= What is expected =
Sift the listing for lines that hold the string "JSON" and pull them out.
[Begin Material]
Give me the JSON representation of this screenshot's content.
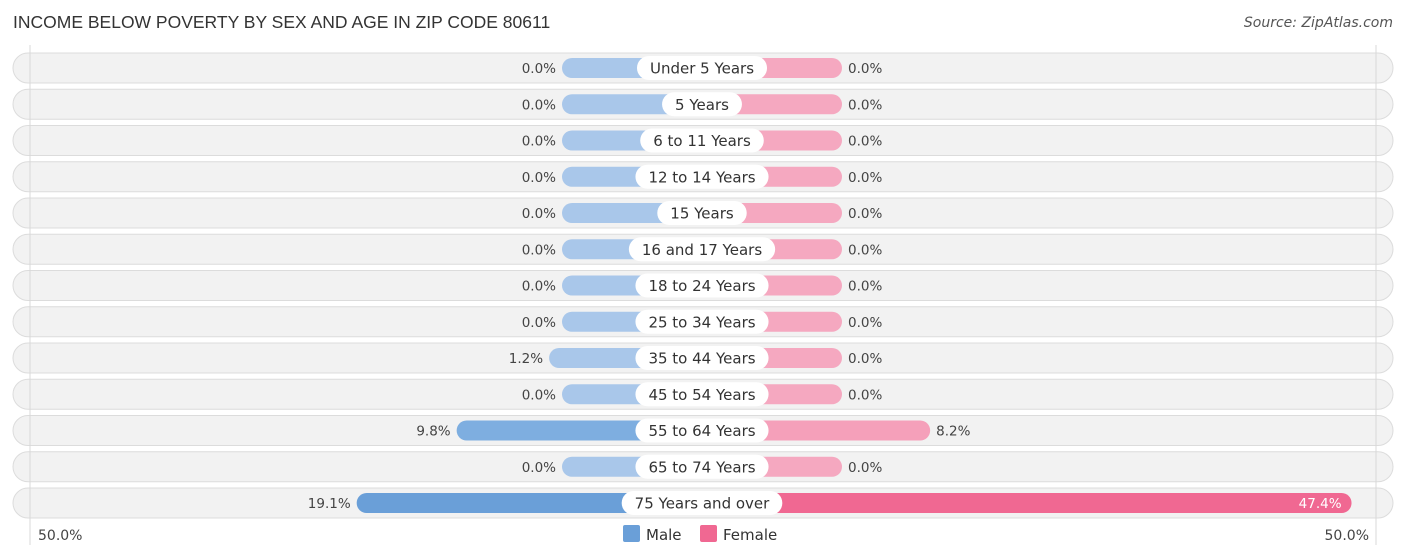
{
  "title": "INCOME BELOW POVERTY BY SEX AND AGE IN ZIP CODE 80611",
  "source": "Source: ZipAtlas.com",
  "colors": {
    "male": "#6a9fd8",
    "male_light": "#a9c7ea",
    "female": "#f06892",
    "female_light": "#f5a8c0",
    "row_bg": "#f2f2f2"
  },
  "chart_data": {
    "type": "bar",
    "orientation": "horizontal-diverging",
    "title": "INCOME BELOW POVERTY BY SEX AND AGE IN ZIP CODE 80611",
    "categories": [
      "Under 5 Years",
      "5 Years",
      "6 to 11 Years",
      "12 to 14 Years",
      "15 Years",
      "16 and 17 Years",
      "18 to 24 Years",
      "25 to 34 Years",
      "35 to 44 Years",
      "45 to 54 Years",
      "55 to 64 Years",
      "65 to 74 Years",
      "75 Years and over"
    ],
    "series": [
      {
        "name": "Male",
        "values": [
          0.0,
          0.0,
          0.0,
          0.0,
          0.0,
          0.0,
          0.0,
          0.0,
          1.2,
          0.0,
          9.8,
          0.0,
          19.1
        ],
        "labels": [
          "0.0%",
          "0.0%",
          "0.0%",
          "0.0%",
          "0.0%",
          "0.0%",
          "0.0%",
          "0.0%",
          "1.2%",
          "0.0%",
          "9.8%",
          "0.0%",
          "19.1%"
        ]
      },
      {
        "name": "Female",
        "values": [
          0.0,
          0.0,
          0.0,
          0.0,
          0.0,
          0.0,
          0.0,
          0.0,
          0.0,
          0.0,
          8.2,
          0.0,
          47.4
        ],
        "labels": [
          "0.0%",
          "0.0%",
          "0.0%",
          "0.0%",
          "0.0%",
          "0.0%",
          "0.0%",
          "0.0%",
          "0.0%",
          "0.0%",
          "8.2%",
          "0.0%",
          "47.4%"
        ]
      }
    ],
    "xlim": [
      -50,
      50
    ],
    "axis_left_label": "50.0%",
    "axis_right_label": "50.0%",
    "legend": {
      "position": "bottom-center",
      "entries": [
        "Male",
        "Female"
      ]
    },
    "units": "percent"
  }
}
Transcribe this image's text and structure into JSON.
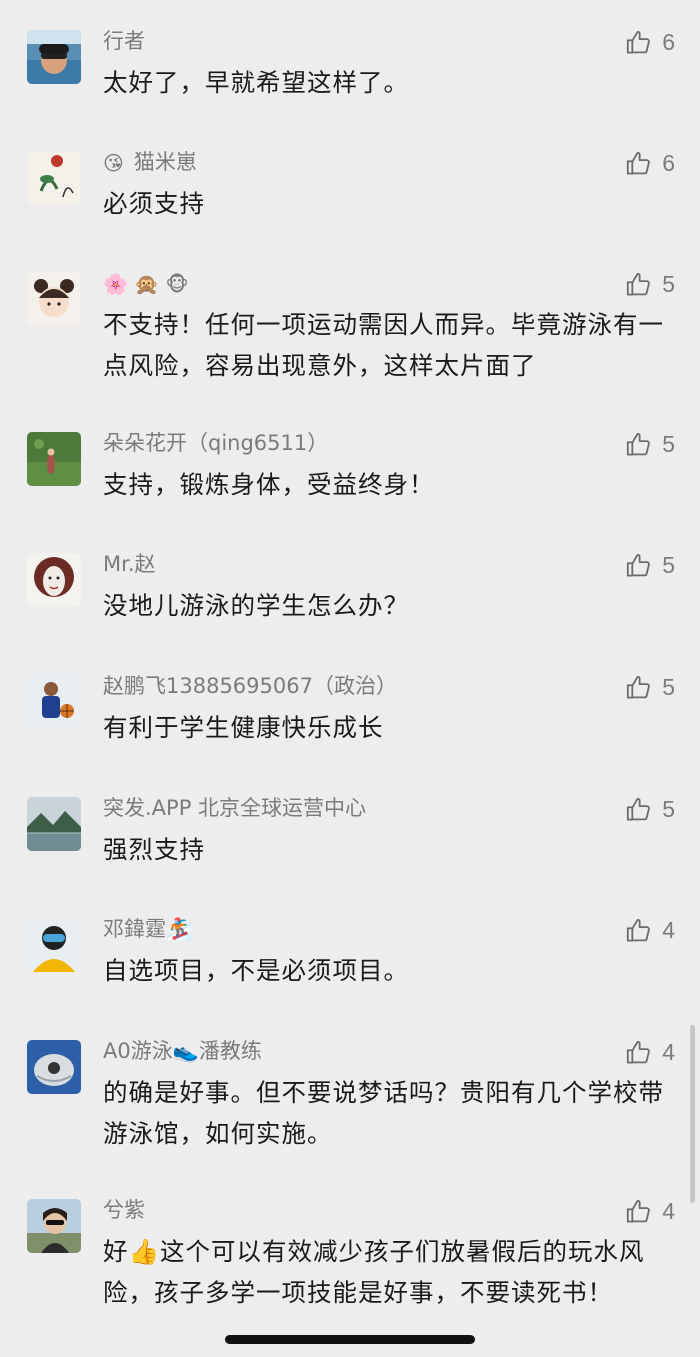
[End Material]
= Written solution =
Give me the JSON representation of this screenshot's content.
Transcribe this image's text and structure into JSON.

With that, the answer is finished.